[Start]

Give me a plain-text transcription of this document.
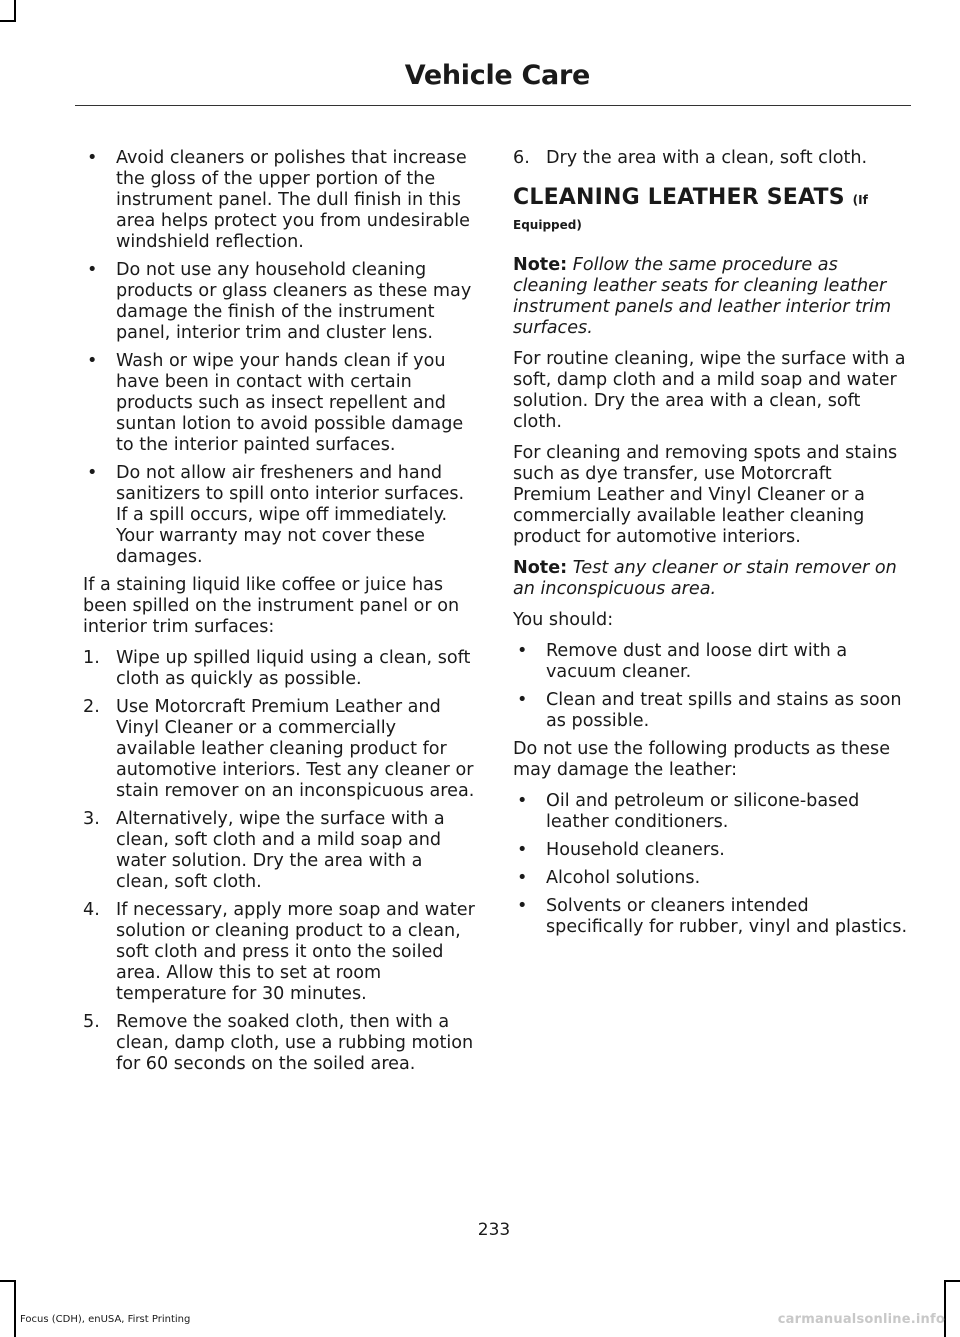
Vehicle Care
• Avoid cleaners or polishes that increase the gloss of the upper portion of the instrument panel. The dull finish in this area helps protect you from undesirable windshield reflection.
• Do not use any household cleaning products or glass cleaners as these may damage the finish of the instrument panel, interior trim and cluster lens.
• Wash or wipe your hands clean if you have been in contact with certain products such as insect repellent and suntan lotion to avoid possible damage to the interior painted surfaces.
• Do not allow air fresheners and hand sanitizers to spill onto interior surfaces. If a spill occurs, wipe off immediately. Your warranty may not cover these damages.

If a staining liquid like coffee or juice has been spilled on the instrument panel or on interior trim surfaces:

1. Wipe up spilled liquid using a clean, soft cloth as quickly as possible.
2. Use Motorcraft Premium Leather and Vinyl Cleaner or a commercially available leather cleaning product for automotive interiors. Test any cleaner or stain remover on an inconspicuous area.
3. Alternatively, wipe the surface with a clean, soft cloth and a mild soap and water solution. Dry the area with a clean, soft cloth.
4. If necessary, apply more soap and water solution or cleaning product to a clean, soft cloth and press it onto the soiled area. Allow this to set at room temperature for 30 minutes.
5. Remove the soaked cloth, then with a clean, damp cloth, use a rubbing motion for 60 seconds on the soiled area.
6. Dry the area with a clean, soft cloth.
CLEANING LEATHER SEATS (If
Equipped)

Note: Follow the same procedure as cleaning leather seats for cleaning leather instrument panels and leather interior trim surfaces.

For routine cleaning, wipe the surface with a soft, damp cloth and a mild soap and water solution. Dry the area with a clean, soft cloth.

For cleaning and removing spots and stains such as dye transfer, use Motorcraft Premium Leather and Vinyl Cleaner or a commercially available leather cleaning product for automotive interiors.

Note: Test any cleaner or stain remover on an inconspicuous area.

You should:

• Remove dust and loose dirt with a vacuum cleaner.
• Clean and treat spills and stains as soon as possible.

Do not use the following products as these may damage the leather:

• Oil and petroleum or silicone-based leather conditioners.
• Household cleaners.
• Alcohol solutions.
• Solvents or cleaners intended specifically for rubber, vinyl and plastics.
233
Focus (CDH), enUSA, First Printing	carmanualsonline.info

[End]

▸ **AIM OF THE EXERCISE**: Collect every line with the string "inconspicuous" from the records, and copy each.

▸ **SOLUTION FOR THIS TASK**:
2. Use Motorcraft Premium Leather and Vinyl Cleaner or a commercially available leather cleaning product for automotive interiors. Test any cleaner or stain remover on an inconspicuous area.
Note: Test any cleaner or stain remover on an inconspicuous area.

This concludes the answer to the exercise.